• _Task brief_: Your task is to repeat the lines below exactly, excluding any pictures they contain.

• _Excerpted records_:
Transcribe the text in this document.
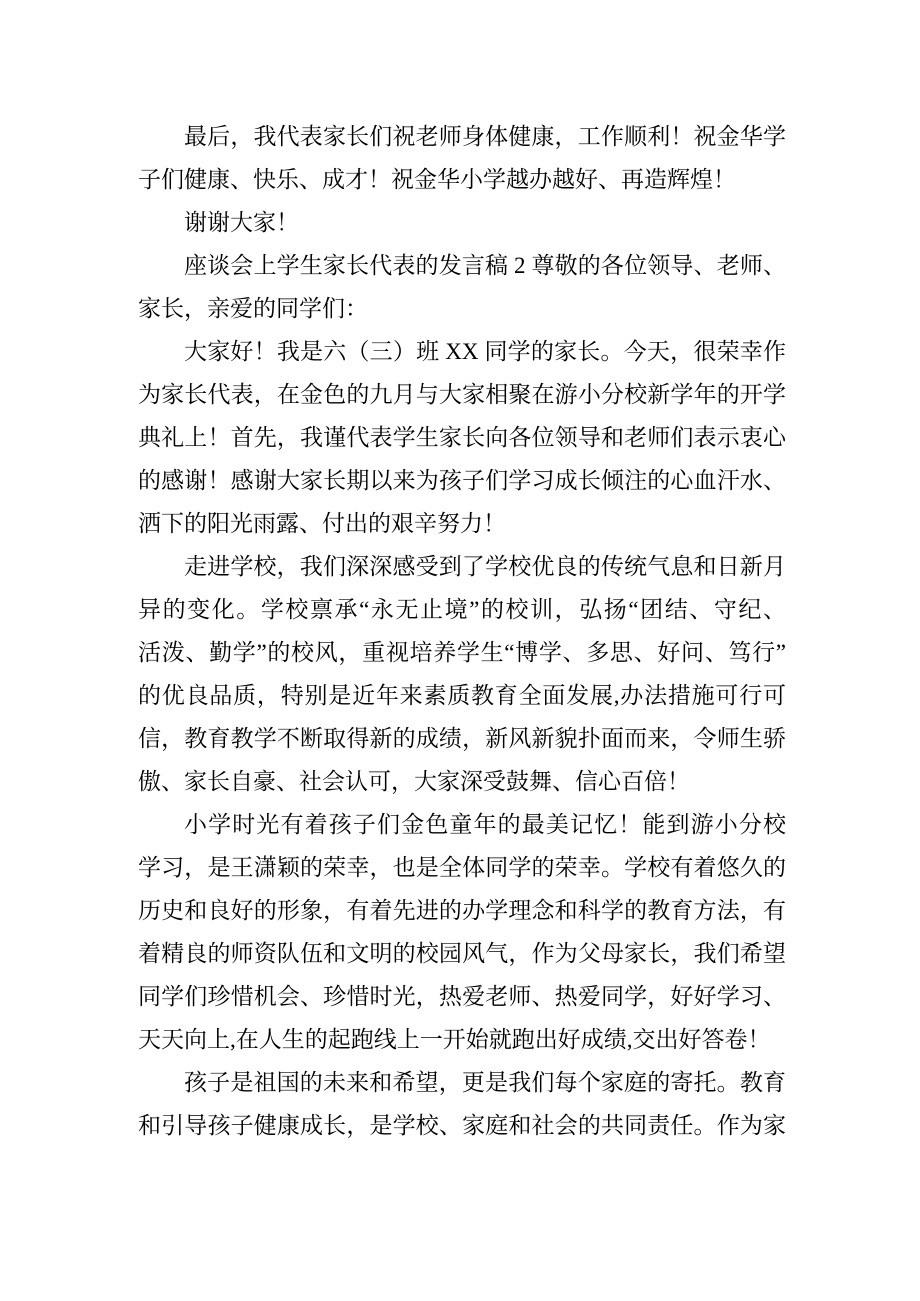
最后，我代表家长们祝老师身体健康，工作顺利！祝金华学
子们健康、快乐、成才！祝金华小学越办越好、再造辉煌！
谢谢大家！
座谈会上学生家长代表的发言稿 2 尊敬的各位领导、老师、
家长，亲爱的同学们：
大家好！我是六（三）班 XX 同学的家长。今天，很荣幸作
为家长代表，在金色的九月与大家相聚在游小分校新学年的开学
典礼上！首先，我谨代表学生家长向各位领导和老师们表示衷心
的感谢！感谢大家长期以来为孩子们学习成长倾注的心血汗水、
洒下的阳光雨露、付出的艰辛努力！
走进学校，我们深深感受到了学校优良的传统气息和日新月
异的变化。学校禀承“永无止境”的校训，弘扬“团结、守纪、
活泼、勤学”的校风，重视培养学生“博学、多思、好问、笃行”
的优良品质，特别是近年来素质教育全面发展,办法措施可行可
信，教育教学不断取得新的成绩，新风新貌扑面而来，令师生骄
傲、家长自豪、社会认可，大家深受鼓舞、信心百倍！
小学时光有着孩子们金色童年的最美记忆！能到游小分校
学习，是王潇颖的荣幸，也是全体同学的荣幸。学校有着悠久的
历史和良好的形象，有着先进的办学理念和科学的教育方法，有
着精良的师资队伍和文明的校园风气，作为父母家长，我们希望
同学们珍惜机会、珍惜时光，热爱老师、热爱同学，好好学习、
天天向上,在人生的起跑线上一开始就跑出好成绩,交出好答卷！
孩子是祖国的未来和希望，更是我们每个家庭的寄托。教育
和引导孩子健康成长，是学校、家庭和社会的共同责任。作为家
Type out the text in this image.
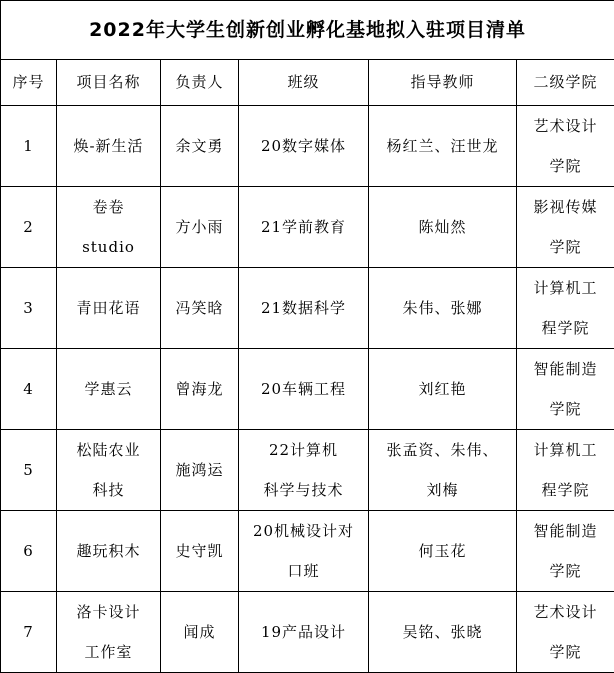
2022年大学生创新创业孵化基地拟入驻项目清单					
序号	项目名称	负责人	班级	指导教师	二级学院

1	焕-新生活	余文勇	20数字媒体	杨红兰、汪世龙	艺术设计
学院

2	卷卷
studio	方小雨	21学前教育	陈灿然	影视传媒
学院

3	青田花语	冯笑晗	21数据科学	朱伟、张娜	计算机工
程学院

4	学惠云	曾海龙	20车辆工程	刘红艳	智能制造
学院

5	松陆农业
科技	施鸿运	22计算机
科学与技术	张孟资、朱伟、
刘梅	计算机工
程学院

6	趣玩积木	史守凯	20机械设计对
口班	何玉花	智能制造
学院

7	洛卡设计
工作室	闻成	19产品设计	吴铭、张晓	艺术设计
学院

• _Task output_:
Transcribe the text in this document.
最后，我代表家长们祝老师身体健康，工作顺利！祝金华学
子们健康、快乐、成才！祝金华小学越办越好、再造辉煌！
谢谢大家！
座谈会上学生家长代表的发言稿 2 尊敬的各位领导、老师、
家长，亲爱的同学们：
大家好！我是六（三）班 XX 同学的家长。今天，很荣幸作
为家长代表，在金色的九月与大家相聚在游小分校新学年的开学
典礼上！首先，我谨代表学生家长向各位领导和老师们表示衷心
的感谢！感谢大家长期以来为孩子们学习成长倾注的心血汗水、
洒下的阳光雨露、付出的艰辛努力！
走进学校，我们深深感受到了学校优良的传统气息和日新月
异的变化。学校禀承“永无止境”的校训，弘扬“团结、守纪、
活泼、勤学”的校风，重视培养学生“博学、多思、好问、笃行”
的优良品质，特别是近年来素质教育全面发展,办法措施可行可
信，教育教学不断取得新的成绩，新风新貌扑面而来，令师生骄
傲、家长自豪、社会认可，大家深受鼓舞、信心百倍！
小学时光有着孩子们金色童年的最美记忆！能到游小分校
学习，是王潇颖的荣幸，也是全体同学的荣幸。学校有着悠久的
历史和良好的形象，有着先进的办学理念和科学的教育方法，有
着精良的师资队伍和文明的校园风气，作为父母家长，我们希望
同学们珍惜机会、珍惜时光，热爱老师、热爱同学，好好学习、
天天向上,在人生的起跑线上一开始就跑出好成绩,交出好答卷！
孩子是祖国的未来和希望，更是我们每个家庭的寄托。教育
和引导孩子健康成长，是学校、家庭和社会的共同责任。作为家
Type out the text in this image.
2022年大学生创新创业孵化基地拟入驻项目清单					
序号	项目名称	负责人	班级	指导教师	二级学院

1	焕-新生活	余文勇	20数字媒体	杨红兰、汪世龙	艺术设计
学院

2	卷卷
studio	方小雨	21学前教育	陈灿然	影视传媒
学院

3	青田花语	冯笑晗	21数据科学	朱伟、张娜	计算机工
程学院

4	学惠云	曾海龙	20车辆工程	刘红艳	智能制造
学院

5	松陆农业
科技	施鸿运	22计算机
科学与技术	张孟资、朱伟、
刘梅	计算机工
程学院

6	趣玩积木	史守凯	20机械设计对
口班	何玉花	智能制造
学院

7	洛卡设计
工作室	闻成	19产品设计	吴铭、张晓	艺术设计
学院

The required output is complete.